• Data for this exercise:
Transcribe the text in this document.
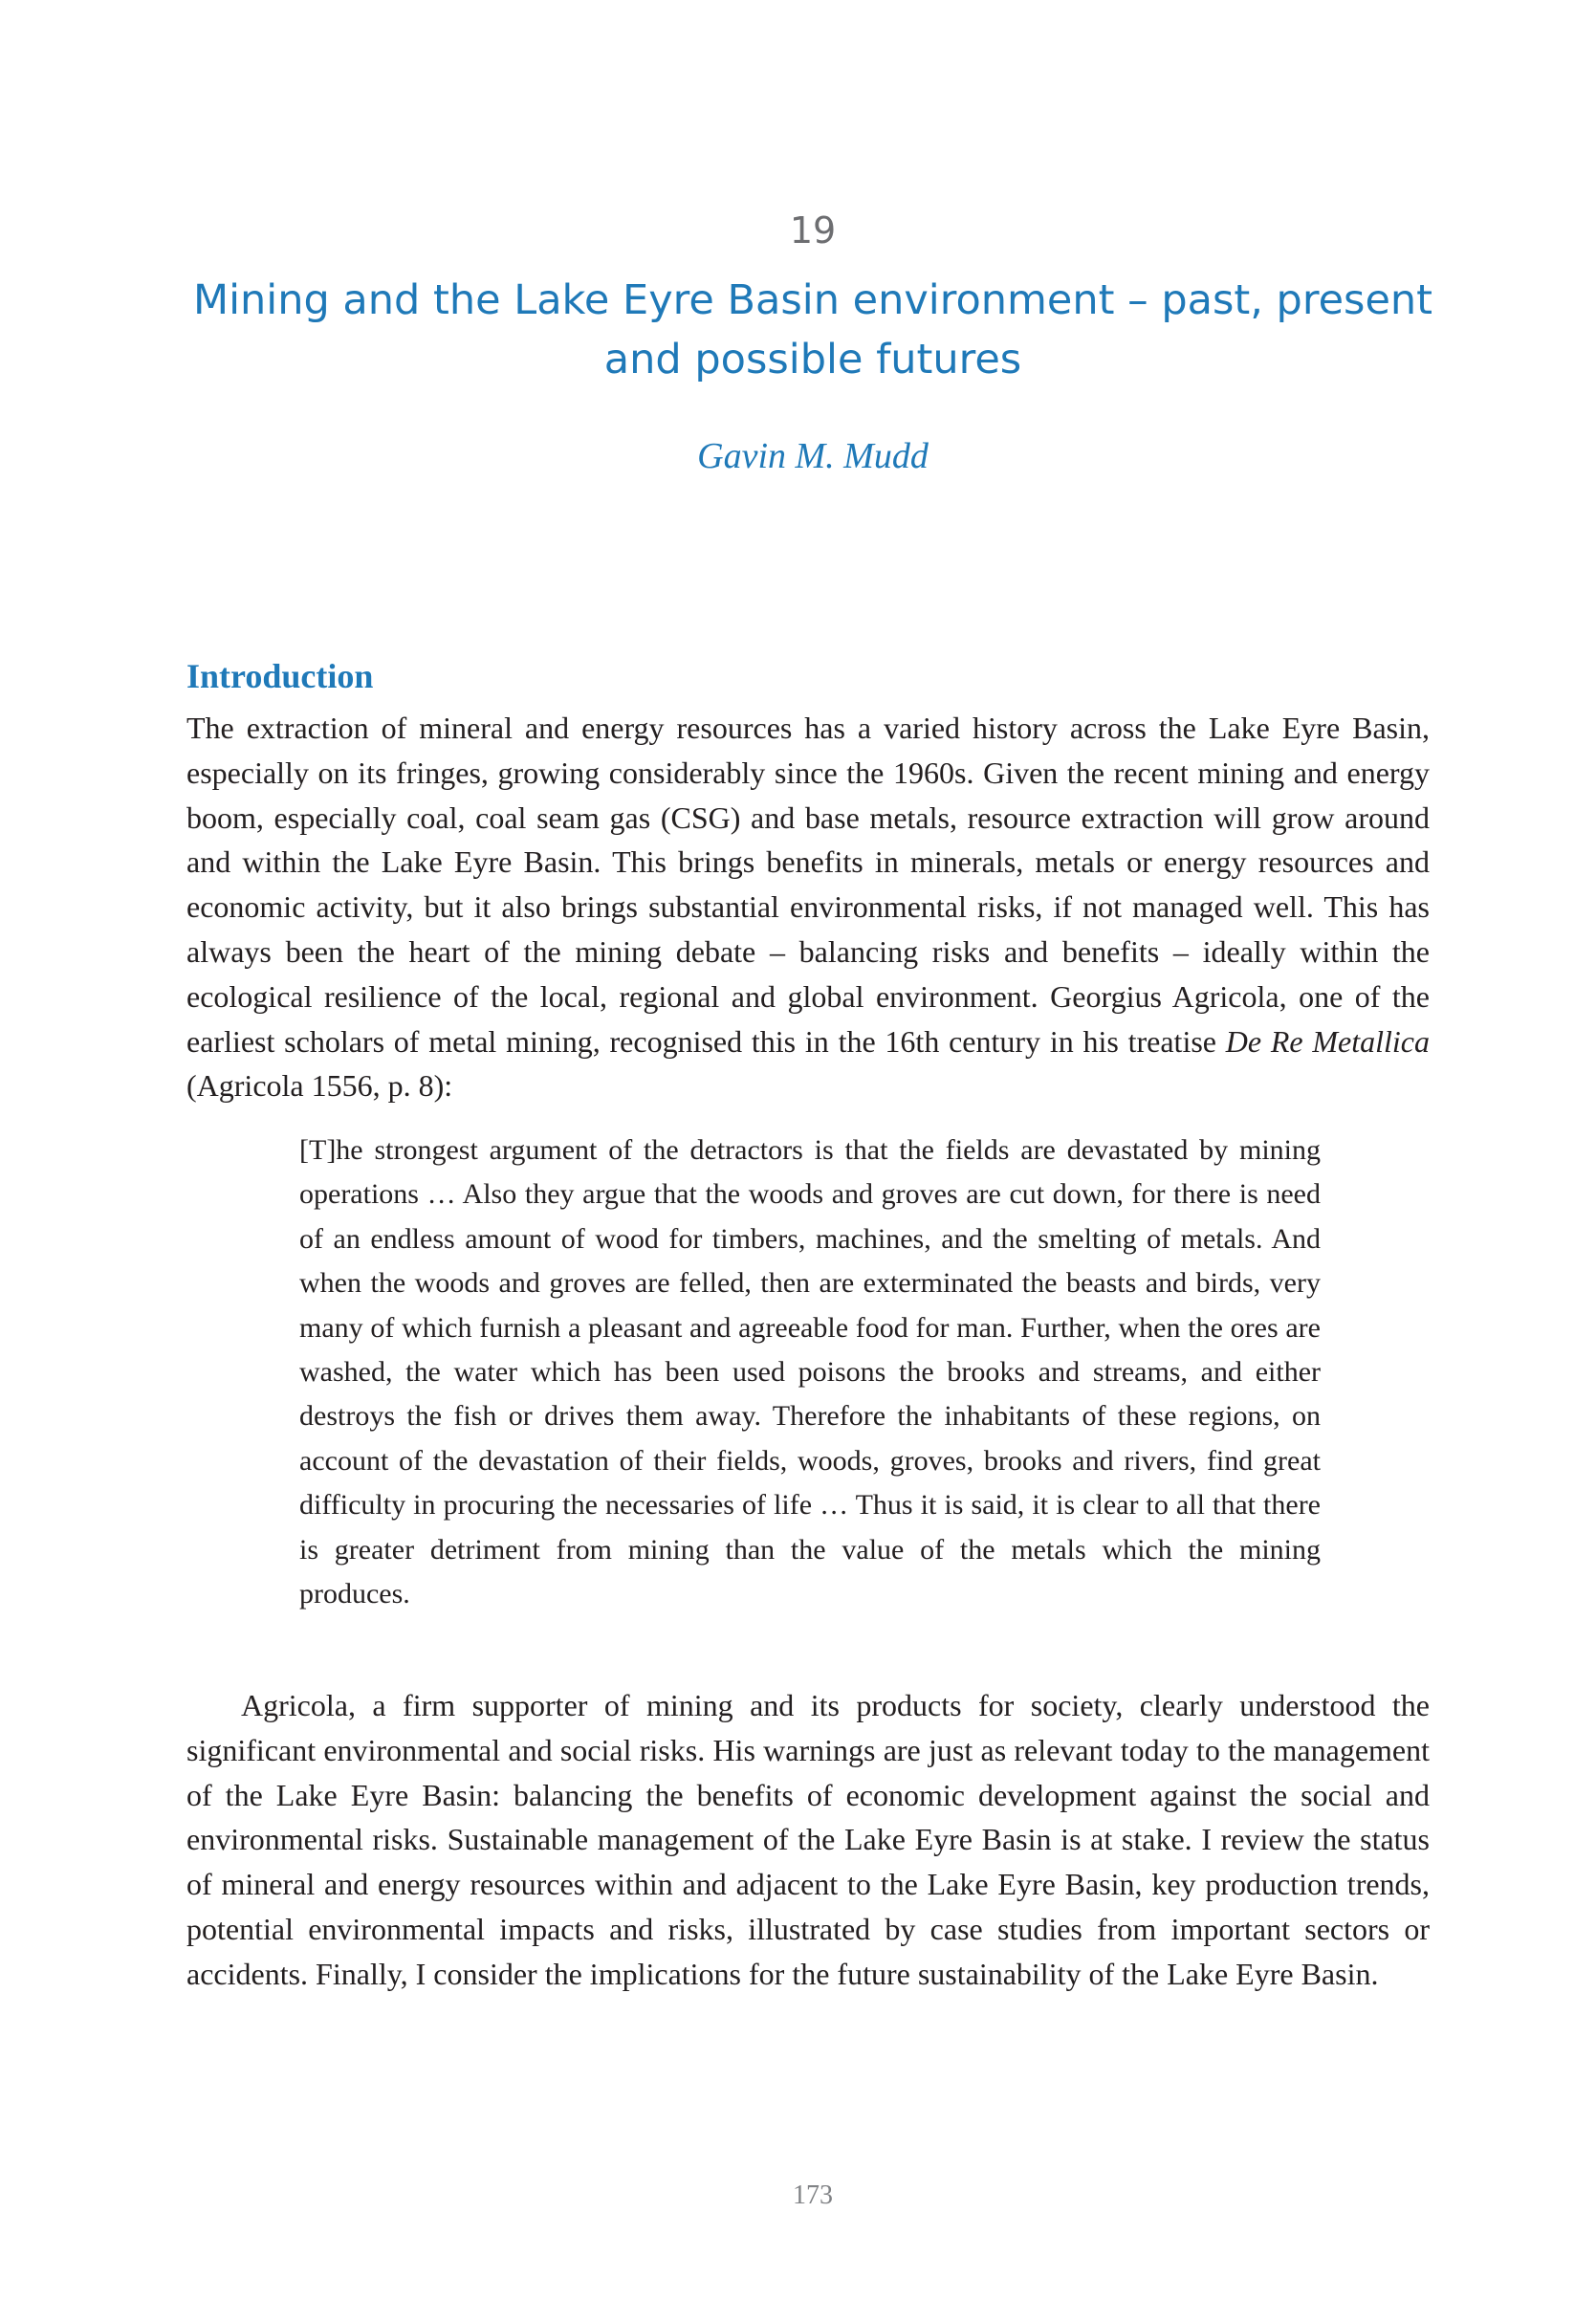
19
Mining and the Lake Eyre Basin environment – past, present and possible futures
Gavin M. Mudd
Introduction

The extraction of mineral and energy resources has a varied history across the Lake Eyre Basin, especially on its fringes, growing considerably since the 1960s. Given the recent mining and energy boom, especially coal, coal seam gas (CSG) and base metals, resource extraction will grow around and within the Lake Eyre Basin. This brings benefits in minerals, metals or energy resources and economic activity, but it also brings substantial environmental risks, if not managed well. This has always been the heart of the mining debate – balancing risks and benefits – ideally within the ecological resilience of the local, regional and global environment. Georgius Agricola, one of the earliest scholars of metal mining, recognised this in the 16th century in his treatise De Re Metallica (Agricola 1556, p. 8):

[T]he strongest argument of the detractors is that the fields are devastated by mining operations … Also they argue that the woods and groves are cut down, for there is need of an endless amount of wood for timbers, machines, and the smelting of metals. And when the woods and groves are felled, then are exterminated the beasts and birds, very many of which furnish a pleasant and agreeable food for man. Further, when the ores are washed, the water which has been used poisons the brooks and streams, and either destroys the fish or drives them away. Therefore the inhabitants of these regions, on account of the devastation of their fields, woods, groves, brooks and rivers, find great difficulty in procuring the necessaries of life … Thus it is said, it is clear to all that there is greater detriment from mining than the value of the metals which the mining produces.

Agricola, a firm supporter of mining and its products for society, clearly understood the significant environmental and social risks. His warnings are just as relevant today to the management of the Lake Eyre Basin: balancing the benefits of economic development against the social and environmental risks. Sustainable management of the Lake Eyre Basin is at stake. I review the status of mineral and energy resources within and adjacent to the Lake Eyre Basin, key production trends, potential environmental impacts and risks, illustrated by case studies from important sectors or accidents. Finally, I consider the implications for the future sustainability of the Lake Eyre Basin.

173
---
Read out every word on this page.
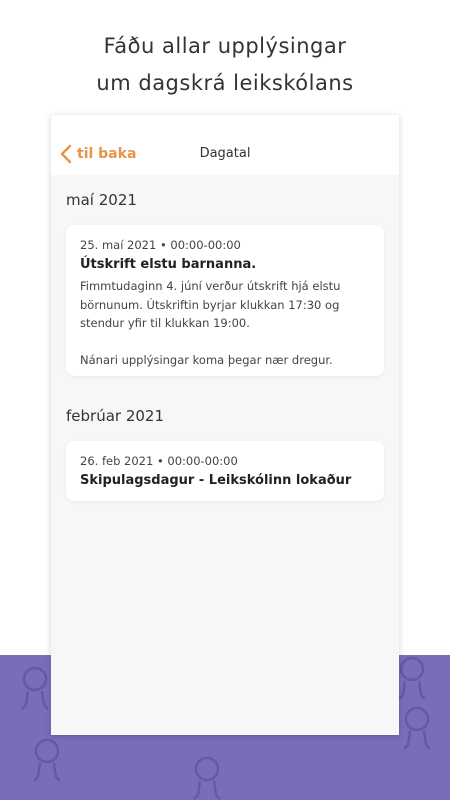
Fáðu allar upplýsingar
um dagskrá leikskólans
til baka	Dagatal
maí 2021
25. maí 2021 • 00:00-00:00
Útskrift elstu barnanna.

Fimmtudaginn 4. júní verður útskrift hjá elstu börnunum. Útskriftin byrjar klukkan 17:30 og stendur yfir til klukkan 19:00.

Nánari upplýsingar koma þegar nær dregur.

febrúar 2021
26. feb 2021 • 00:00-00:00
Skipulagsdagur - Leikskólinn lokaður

• Direction:
Identify each line holding the string "upplýsingar", and copy it out.

• Answer for the task:
Fáðu allar upplýsingar
Nánari upplýsingar koma þegar nær dregur.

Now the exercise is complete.